**Your task:** Only lines with the word "Thursday" are needed; collect each of them from the listing below.

Saved entries:
********
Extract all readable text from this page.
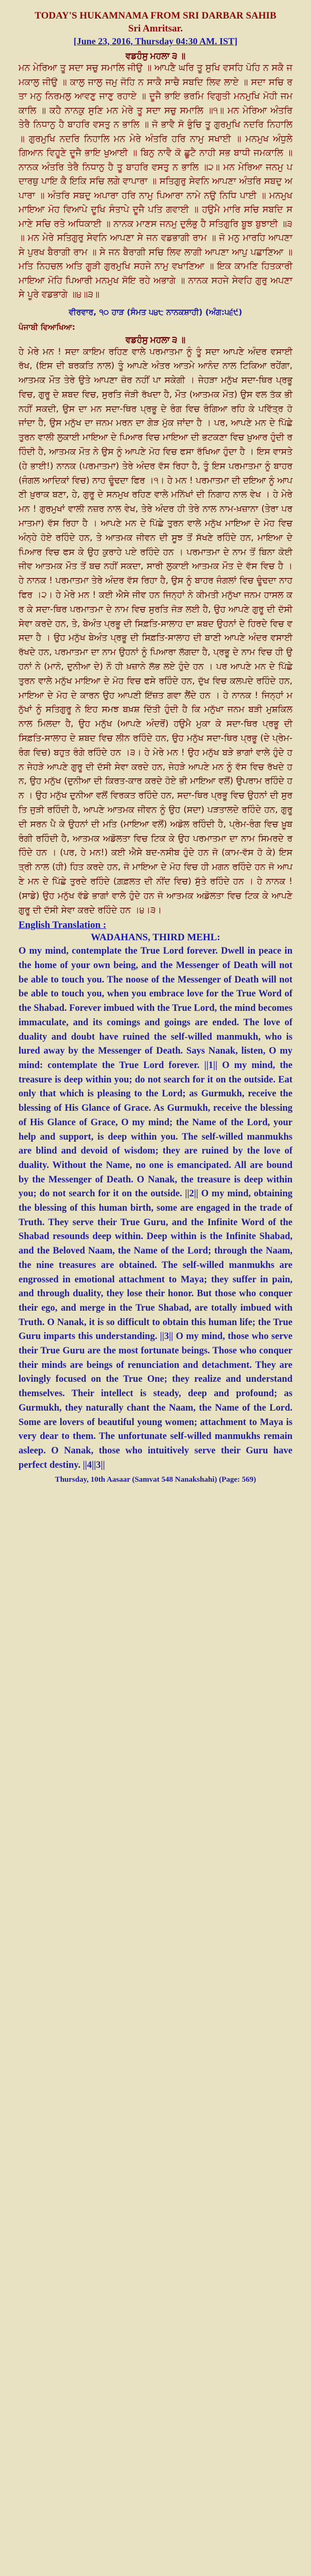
TODAY'S HUKAMNAMA FROM SRI DARBAR SAHIB
Sri Amritsar.
[June 23, 2016, Thursday 04:30 AM. IST]
ਵਡਹੰਸੁ ਮਹਲਾ ੩ ॥
ਮਨ ਮੇਰਿਆ ਤੂ ਸਦਾ ਸਚੁ ਸਮਾਲਿ ਜੀਉ ॥ ਆਪਣੈ ਘਰਿ ਤੂ ਸੁਖਿ ਵਸਹਿ ਪੋਹਿ ਨ ਸਕੈ ਜਮਕਾਲੁ ਜੀਉ ॥ ਕਾਲੁ ਜਾਲੁ ਜਮੁ ਜੋਹਿ ਨ ਸਾਕੈ ਸਾਚੈ ਸਬਦਿ ਲਿਵ ਲਾਏ ॥ ਸਦਾ ਸਚਿ ਰਤਾ ਮਨੁ ਨਿਰਮਲੁ ਆਵਣੁ ਜਾਣੁ ਰਹਾਏ ॥ ਦੂਜੈ ਭਾਇ ਭਰਮਿ ਵਿਗੁਤੀ ਮਨਮੁਖਿ ਮੋਹੀ ਜਮਕਾਲਿ ॥ ਕਹੈ ਨਾਨਕੁ ਸੁਣਿ ਮਨ ਮੇਰੇ ਤੂ ਸਦਾ ਸਚੁ ਸਮਾਲਿ ॥੧॥ ਮਨ ਮੇਰਿਆ ਅੰਤਰਿ ਤੇਰੈ ਨਿਧਾਨੁ ਹੈ ਬਾਹਰਿ ਵਸਤੁ ਨ ਭਾਲਿ ॥ ਜੋ ਭਾਵੈ ਸੋ ਭੁੰਚਿ ਤੂ ਗੁਰਮੁਖਿ ਨਦਰਿ ਨਿਹਾਲਿ ॥ ਗੁਰਮੁਖਿ ਨਦਰਿ ਨਿਹਾਲਿ ਮਨ ਮੇਰੇ ਅੰਤਰਿ ਹਰਿ ਨਾਮੁ ਸਖਾਈ ॥ ਮਨਮੁਖ ਅੰਧੁਲੇ ਗਿਆਨ ਵਿਹੂਣੇ ਦੂਜੈ ਭਾਇ ਖੁਆਈ ॥ ਬਿਨੁ ਨਾਵੈ ਕੋ ਛੂਟੈ ਨਾਹੀ ਸਭ ਬਾਧੀ ਜਮਕਾਲਿ ॥ ਨਾਨਕ ਅੰਤਰਿ ਤੇਰੈ ਨਿਧਾਨੁ ਹੈ ਤੂ ਬਾਹਰਿ ਵਸਤੁ ਨ ਭਾਲਿ ॥੨॥ ਮਨ ਮੇਰਿਆ ਜਨਮੁ ਪਦਾਰਥੁ ਪਾਇ ਕੈ ਇਕਿ ਸਚਿ ਲਗੇ ਵਾਪਾਰਾ ॥ ਸਤਿਗੁਰੁ ਸੇਵਨਿ ਆਪਣਾ ਅੰਤਰਿ ਸਬਦੁ ਅਪਾਰਾ ॥ ਅੰਤਰਿ ਸਬਦੁ ਅਪਾਰਾ ਹਰਿ ਨਾਮੁ ਪਿਆਰਾ ਨਾਮੇ ਨਉ ਨਿਧਿ ਪਾਈ ॥ ਮਨਮੁਖ ਮਾਇਆ ਮੋਹ ਵਿਆਪੇ ਦੂਖਿ ਸੰਤਾਪੇ ਦੂਜੈ ਪਤਿ ਗਵਾਈ ॥ ਹਉਮੈ ਮਾਰਿ ਸਚਿ ਸਬਦਿ ਸਮਾਣੇ ਸਚਿ ਰਤੇ ਅਧਿਕਾਈ ॥ ਨਾਨਕ ਮਾਣਸ ਜਨਮੁ ਦੁਲੰਭੁ ਹੈ ਸਤਿਗੁਰਿ ਬੂਝ ਬੁਝਾਈ ॥੩॥ ਮਨ ਮੇਰੇ ਸਤਿਗੁਰੁ ਸੇਵਨਿ ਆਪਣਾ ਸੇ ਜਨ ਵਡਭਾਗੀ ਰਾਮ ॥ ਜੋ ਮਨੁ ਮਾਰਹਿ ਆਪਣਾ ਸੇ ਪੁਰਖ ਬੈਰਾਗੀ ਰਾਮ ॥ ਸੇ ਜਨ ਬੈਰਾਗੀ ਸਚਿ ਲਿਵ ਲਾਗੀ ਆਪਣਾ ਆਪੁ ਪਛਾਣਿਆ ॥ ਮਤਿ ਨਿਹਚਲ ਅਤਿ ਗੂੜੀ ਗੁਰਮੁਖਿ ਸਹਜੇ ਨਾਮੁ ਵਖਾਣਿਆ ॥ ਇਕ ਕਾਮਣਿ ਹਿਤਕਾਰੀ ਮਾਇਆ ਮੋਹਿ ਪਿਆਰੀ ਮਨਮੁਖ ਸੋਇ ਰਹੇ ਅਭਾਗੇ ॥ ਨਾਨਕ ਸਹਜੇ ਸੇਵਹਿ ਗੁਰੁ ਅਪਣਾ ਸੇ ਪੂਰੇ ਵਡਭਾਗੇ ॥੪॥੩॥
ਵੀਰਵਾਰ, ੧੦ ਹਾੜ (ਸੰਮਤ ੫੪੮ ਨਾਨਕਸ਼ਾਹੀ) (ਅੰਗ:੫੬੯)
ਪੰਜਾਬੀ ਵਿਆਖਿਆ:
ਵਡਹੰਸੁ ਮਹਲਾ ੩ ॥
ਹੇ ਮੇਰੇ ਮਨ ! ਸਦਾ ਕਾਇਮ ਰਹਿਣ ਵਾਲੇ ਪਰਮਾਤਮਾ ਨੂੰ ਤੂੰ ਸਦਾ ਆਪਣੇ ਅੰਦਰ ਵਸਾਈ ਰੱਖ, (ਇਸ ਦੀ ਬਰਕਤਿ ਨਾਲ) ਤੂੰ ਆਪਣੇ ਅੰਤਰ ਆਤਮੇ ਆਨੰਦ ਨਾਲ ਟਿਕਿਆ ਰਹੇਂਗਾ, ਆਤਮਕ ਮੌਤ ਤੇਰੇ ਉਤੇ ਆਪਣਾ ਜ਼ੋਰ ਨਹੀਂ ਪਾ ਸਕੇਗੀ । ਜੇਹੜਾ ਮਨੁੱਖ ਸਦਾ-ਥਿਰ ਪ੍ਰਭੂ ਵਿਚ, ਗੁਰੂ ਦੇ ਸ਼ਬਦ ਵਿਚ, ਸੁਰਤਿ ਜੋੜੀ ਰੱਖਦਾ ਹੈ, ਮੌਤ (ਆਤਮਕ ਮੌਤ) ਉਸ ਵਲ ਤੱਕ ਭੀ ਨਹੀਂ ਸਕਦੀ, ਉਸ ਦਾ ਮਨ ਸਦਾ-ਥਿਰ ਪ੍ਰਭੂ ਦੇ ਰੰਗ ਵਿਚ ਰੰਗਿਆ ਰਹਿ ਕੇ ਪਵਿੱਤ੍ਰ ਹੋ ਜਾਂਦਾ ਹੈ, ਉਸ ਮਨੁੱਖ ਦਾ ਜਨਮ ਮਰਨ ਦਾ ਗੇੜ ਮੁੱਕ ਜਾਂਦਾ ਹੈ । ਪਰ, ਆਪਣੇ ਮਨ ਦੇ ਪਿੱਛੇ ਤੁਰਨ ਵਾਲੀ ਲੁਕਾਈ ਮਾਇਆ ਦੇ ਪਿਆਰ ਵਿਚ ਮਾਇਆ ਦੀ ਭਟਕਣਾ ਵਿਚ ਖ਼ੁਆਰ ਹੁੰਦੀ ਰਹਿੰਦੀ ਹੈ, ਆਤਮਕ ਮੌਤ ਨੇ ਉਸ ਨੂੰ ਆਪਣੇ ਮੋਹ ਵਿਚ ਫਸਾ ਰੱਖਿਆ ਹੁੰਦਾ ਹੈ । ਇਸ ਵਾਸਤੇ (ਹੇ ਭਾਈ!) ਨਾਨਕ (ਪਰਮਾਤਮਾ) ਤੇਰੇ ਅੰਦਰ ਵੱਸ ਰਿਹਾ ਹੈ, ਤੂੰ ਇਸ ਪਰਮਾਤਮਾ ਨੂੰ ਬਾਹਰ (ਜੰਗਲ ਆਦਿਕਾਂ ਵਿਚ) ਨਾਹ ਢੂੰਢਦਾ ਫਿਰ ।੧। ਹੇ ਮਨ ! ਪਰਮਾਤਮਾ ਦੀ ਦਇਆ ਨੂੰ ਆਪਣੀ ਖ਼ੁਰਾਕ ਬਣਾ, ਹੇ, ਗੁਰੂ ਦੇ ਸਨਮੁਖ ਰਹਿਣ ਵਾਲੇ ਮਨਿੱਖਾਂ ਦੀ ਨਿਗਾਹ ਨਾਲ ਵੇਖ । ਹੇ ਮੇਰੇ ਮਨ ! ਗੁਰਮੁਖਾਂ ਵਾਲੀ ਨਜ਼ਰ ਨਾਲ ਵੇਖ, ਤੇਰੇ ਅੰਦਰ ਹੀ ਤੇਰੇ ਨਾਲ ਨਾਮ-ਖ਼ਜ਼ਾਨਾ (ਤੇਰਾ ਪਰਮਾਤਮਾ) ਵੱਸ ਰਿਹਾ ਹੈ । ਆਪਣੇ ਮਨ ਦੇ ਪਿੱਛੇ ਤੁਰਨ ਵਾਲੇ ਮਨੁੱਖ ਮਾਇਆ ਦੇ ਮੋਹ ਵਿਚ ਅੰਨ੍ਹੇ ਹੋਏ ਰਹਿੰਦੇ ਹਨ, ਤੇ ਆਤਮਕ ਜੀਵਨ ਦੀ ਸੂਝ ਤੋਂ ਸੱਖਣੇ ਰਹਿੰਦੇ ਹਨ, ਮਾਇਆ ਦੇ ਪਿਆਰ ਵਿਚ ਫਸ ਕੇ ਉਹ ਕੁਰਾਹੇ ਪਏ ਰਹਿੰਦੇ ਹਨ । ਪਰਮਾਤਮਾ ਦੇ ਨਾਮ ਤੋਂ ਬਿਨਾ ਕੋਈ ਜੀਵ ਆਤਮਕ ਮੌਤ ਤੋਂ ਬਚ ਨਹੀਂ ਸਕਦਾ, ਸਾਰੀ ਲੁਕਾਈ ਆਤਮਕ ਮੌਤ ਦੇ ਵੱਸ ਵਿਚ ਹੈ । ਹੇ ਨਾਨਕ ! ਪਰਮਾਤਮਾ ਤੇਰੇ ਅੰਦਰ ਵੱਸ ਰਿਹਾ ਹੈ, ਉਸ ਨੂੰ ਬਾਹਰ ਜੰਗਲਾਂ ਵਿਚ ਢੂੰਢਦਾ ਨਾਹ ਫਿਰ ।੨। ਹੇ ਮੇਰੇ ਮਨ ! ਕਈ ਐਸੇ ਜੀਵ ਹਨ ਜਿਨ੍ਹਾਂ ਨੇ ਕੀਮਤੀ ਮਨੁੱਖਾ ਜਨਮ ਹਾਸਲ ਕਰ ਕੇ ਸਦਾ-ਥਿਰ ਪਰਮਾਤਮਾ ਦੇ ਨਾਮ ਵਿਚ ਸੁਰਤਿ ਜੋੜ ਲਈ ਹੈ, ਉਹ ਆਪਣੇ ਗੁਰੂ ਦੀ ਦੱਸੀ ਸੇਵਾ ਕਰਦੇ ਹਨ, ਤੇ, ਬੇਅੰਤ ਪ੍ਰਭੂ ਦੀ ਸਿਫ਼ਤਿ-ਸਾਲਾਹ ਦਾ ਸ਼ਬਦ ਉਹਨਾਂ ਦੇ ਹਿਰਦੇ ਵਿਚ ਵਸਦਾ ਹੈ । ਉਹ ਮਨੁੱਖ ਬੇਅੰਤ ਪ੍ਰਭੂ ਦੀ ਸਿਫ਼ਤਿ-ਸਾਲਾਹ ਦੀ ਬਾਣੀ ਆਪਣੇ ਅੰਦਰ ਵਸਾਈ ਰੱਖਦੇ ਹਨ, ਪਰਮਾਤਮਾ ਦਾ ਨਾਮ ਉਹਨਾਂ ਨੂੰ ਪਿਆਰਾ ਲੱਗਦਾ ਹੈ, ਪ੍ਰਭੂ ਦੇ ਨਾਮ ਵਿਚ ਹੀ ਉਹਨਾਂ ਨੇ (ਮਾਨੋ, ਦੁਨੀਆ ਦੇ) ਨੌ ਹੀ ਖ਼ਜ਼ਾਨੇ ਲੱਭ ਲਏ ਹੁੰਦੇ ਹਨ । ਪਰ ਆਪਣੇ ਮਨ ਦੇ ਪਿੱਛੇ ਤੁਰਨ ਵਾਲੇ ਮਨੁੱਖ ਮਾਇਆ ਦੇ ਮੋਹ ਵਿਚ ਫਸੇ ਰਹਿੰਦੇ ਹਨ, ਦੁੱਖ ਵਿਚ ਕਲਪਦੇ ਰਹਿੰਦੇ ਹਨ, ਮਾਇਆ ਦੇ ਮੋਹ ਦੇ ਕਾਰਨ ਉਹ ਆਪਣੀ ਇੱਜ਼ਤ ਗਵਾ ਲੈਂਦੇ ਹਨ । ਹੇ ਨਾਨਕ ! ਜਿਨ੍ਹਾਂ ਮਨੁੱਖਾਂ ਨੂੰ ਸਤਿਗੁਰੂ ਨੇ ਇਹ ਸਮਝ ਬਖ਼ਸ਼ ਦਿੱਤੀ ਹੁੰਦੀ ਹੈ ਕਿ ਮਨੁੱਖਾ ਜਨਮ ਬੜੀ ਮੁਸ਼ਕਿਲ ਨਾਲ ਮਿਲਦਾ ਹੈ, ਉਹ ਮਨੁੱਖ (ਆਪਣੇ ਅੰਦਰੋਂ) ਹਉਮੈ ਮੁਕਾ ਕੇ ਸਦਾ-ਥਿਰ ਪ੍ਰਭੂ ਦੀ ਸਿਫ਼ਤਿ-ਸਾਲਾਹ ਦੇ ਸ਼ਬਦ ਵਿਚ ਲੀਨ ਰਹਿੰਦੇ ਹਨ, ਉਹ ਮਨੁੱਖ ਸਦਾ-ਥਿਰ ਪ੍ਰਭੂ (ਦੇ ਪ੍ਰੇਮ-ਰੰਗ ਵਿਚ) ਬਹੁਤ ਰੰਗੇ ਰਹਿੰਦੇ ਹਨ ।੩। ਹੇ ਮੇਰੇ ਮਨ ! ਉਹ ਮਨੁੱਖ ਬੜੇ ਭਾਗਾਂ ਵਾਲੇ ਹੁੰਦੇ ਹਨ ਜੇਹੜੇ ਆਪਣੇ ਗੁਰੂ ਦੀ ਦੱਸੀ ਸੇਵਾ ਕਰਦੇ ਹਨ, ਜੇਹੜੇ ਆਪਣੇ ਮਨ ਨੂੰ ਵੱਸ ਵਿਚ ਰੱਖਦੇ ਹਨ, ਉਹ ਮਨੁੱਖ (ਦੁਨੀਆ ਦੀ ਕਿਰਤ-ਕਾਰ ਕਰਦੇ ਹੋਏ ਭੀ ਮਾਇਆ ਵਲੋਂ) ਉਪਰਾਮ ਰਹਿੰਦੇ ਹਨ । ਉਹ ਮਨੁੱਖ ਦੁਨੀਆ ਵਲੋਂ ਵਿਰਕਤ ਰਹਿੰਦੇ ਹਨ, ਸਦਾ-ਥਿਰ ਪ੍ਰਭੂ ਵਿਚ ਉਹਨਾਂ ਦੀ ਸੁਰਤਿ ਜੁੜੀ ਰਹਿੰਦੀ ਹੈ, ਆਪਣੇ ਆਤਮਕ ਜੀਵਨ ਨੂੰ ਉਹ (ਸਦਾ) ਪੜਤਾਲਦੇ ਰਹਿੰਦੇ ਹਨ, ਗੁਰੂ ਦੀ ਸਰਨ ਪੈ ਕੇ ਉਹਨਾਂ ਦੀ ਮਤਿ (ਮਾਇਆ ਵਲੋਂ) ਅਡੋਲ ਰਹਿੰਦੀ ਹੈ, ਪ੍ਰੇਮ-ਰੰਗ ਵਿਚ ਖ਼ੂਬ ਰੰਗੀ ਰਹਿੰਦੀ ਹੈ, ਆਤਮਕ ਅਡੋਲਤਾ ਵਿਚ ਟਿਕ ਕੇ ਉਹ ਪਰਮਾਤਮਾ ਦਾ ਨਾਮ ਸਿਮਰਦੇ ਰਹਿੰਦੇ ਹਨ । (ਪਰ, ਹੇ ਮਨ!) ਕਈ ਐਸੇ ਬਦ-ਨਸੀਬ ਹੁੰਦੇ ਹਨ ਜੋ (ਕਾਮ-ਵੱਸ ਹੋ ਕੇ) ਇਸਤ੍ਰੀ ਨਾਲ (ਹੀ) ਹਿਤ ਕਰਦੇ ਹਨ, ਜੋ ਮਾਇਆ ਦੇ ਮੋਹ ਵਿਚ ਹੀ ਮਗਨ ਰਹਿੰਦੇ ਹਨ ਜੋ ਆਪਣੇ ਮਨ ਦੇ ਪਿੱਛੇ ਤੁਰਦੇ ਰਹਿੰਦੇ (ਗ਼ਫ਼ਲਤ ਦੀ ਨੀਂਦ ਵਿਚ) ਸੁੱਤੇ ਰਹਿੰਦੇ ਹਨ । ਹੇ ਨਾਨਕ ! (ਸਾਡੇ) ਉਹ ਮਨੁੱਖ ਵੱਡੇ ਭਾਗਾਂ ਵਾਲੇ ਹੁੰਦੇ ਹਨ ਜੋ ਆਤਮਕ ਅਡੋਲਤਾ ਵਿਚ ਟਿਕ ਕੇ ਆਪਣੇ ਗੁਰੂ ਦੀ ਦੱਸੀ ਸੇਵਾ ਕਰਦੇ ਰਹਿੰਦੇ ਹਨ ।੪।੩।
English Translation :
WADAHANS, THIRD MEHL:
O my mind, contemplate the True Lord forever. Dwell in peace in the home of your own being, and the Messenger of Death will not be able to touch you. The noose of the Messenger of Death will not be able to touch you, when you embrace love for the True Word of the Shabad. Forever imbued with the True Lord, the mind becomes immaculate, and its comings and goings are ended. The love of duality and doubt have ruined the self-willed manmukh, who is lured away by the Messenger of Death. Says Nanak, listen, O my mind: contemplate the True Lord forever. ||1|| O my mind, the treasure is deep within you; do not search for it on the outside. Eat only that which is pleasing to the Lord; as Gurmukh, receive the blessing of His Glance of Grace. As Gurmukh, receive the blessing of His Glance of Grace, O my mind; the Name of the Lord, your help and support, is deep within you. The self-willed manmukhs are blind and devoid of wisdom; they are ruined by the love of duality. Without the Name, no one is emancipated. All are bound by the Messenger of Death. O Nanak, the treasure is deep within you; do not search for it on the outside. ||2|| O my mind, obtaining the blessing of this human birth, some are engaged in the trade of Truth. They serve their True Guru, and the Infinite Word of the Shabad resounds deep within. Deep within is the Infinite Shabad, and the Beloved Naam, the Name of the Lord; through the Naam, the nine treasures are obtained. The self-willed manmukhs are engrossed in emotional attachment to Maya; they suffer in pain, and through duality, they lose their honor. But those who conquer their ego, and merge in the True Shabad, are totally imbued with Truth. O Nanak, it is so difficult to obtain this human life; the True Guru imparts this understanding. ||3|| O my mind, those who serve their True Guru are the most fortunate beings. Those who conquer their minds are beings of renunciation and detachment. They are lovingly focused on the True One; they realize and understand themselves. Their intellect is steady, deep and profound; as Gurmukh, they naturally chant the Naam, the Name of the Lord. Some are lovers of beautiful young women; attachment to Maya is very dear to them. The unfortunate self-willed manmukhs remain asleep. O Nanak, those who intuitively serve their Guru have perfect destiny. ||4||3||
Thursday, 10th Aasaar (Samvat 548 Nanakshahi) (Page: 569)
********
**Result:**
[June 23, 2016, Thursday 04:30 AM. IST]
Thursday, 10th Aasaar (Samvat 548 Nanakshahi) (Page: 569)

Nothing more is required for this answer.